Before examining whether the model is sensitive to character order, we have to reveal whether incorporating character sequences is useful or not for the model. To test this, we prepare the models trained on correct character order and evaluate them using unified character sequences (UNI). Note that our method is a more detailed analysis of van Noord et al. (2020) in claiming whether character-level information is useful (or not). UNI consists of a single character a (see Table 1). As this type of sequences is entirely irrelevant to the input sentences, the model should perform almost the same as setups without an encoder for character-level information. Additionally, we reproduce to compare the values of the no char setups.

4.2 Are models sensitive to character order?

For languages in which the usefulness of character-level information is confirmed (Section 4.1), we analyze whether the model understands correct character order across languages. We create two types of incorrect character sequences by (i) shuffling the order of the character sequences and (ii) randomizing the sequences (see Table 1). If the model is sensitive to correct character order during training, it should fail to predict the correct DRSs with incorrect order.

■ DATA LINES
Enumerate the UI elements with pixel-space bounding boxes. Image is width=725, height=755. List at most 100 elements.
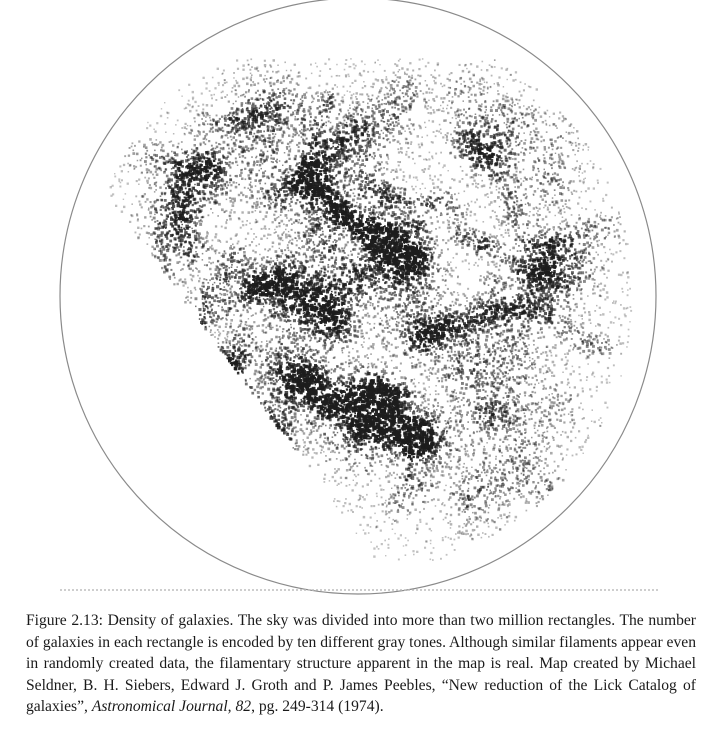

■ WHAT YOU SHOULD DO
Reproduce word for word the part of the character-order text that runs from "Before examining whether" up to and including "to character order?".

■ RESULT BELOW
Before examining whether the model is sensitive to character order, we have to reveal whether incorporating character sequences is useful or not for the model. To test this, we prepare the models trained on correct character order and evaluate them using unified character sequences (UNI). Note that our method is a more detailed analysis of van Noord et al. (2020) in claiming whether character-level information is useful (or not). UNI consists of a single character a (see Table 1). As this type of sequences is entirely irrelevant to the input sentences, the model should perform almost the same as setups without an encoder for character-level information. Additionally, we reproduce to compare the values of the no char setups.

4.2 Are models sensitive to character order?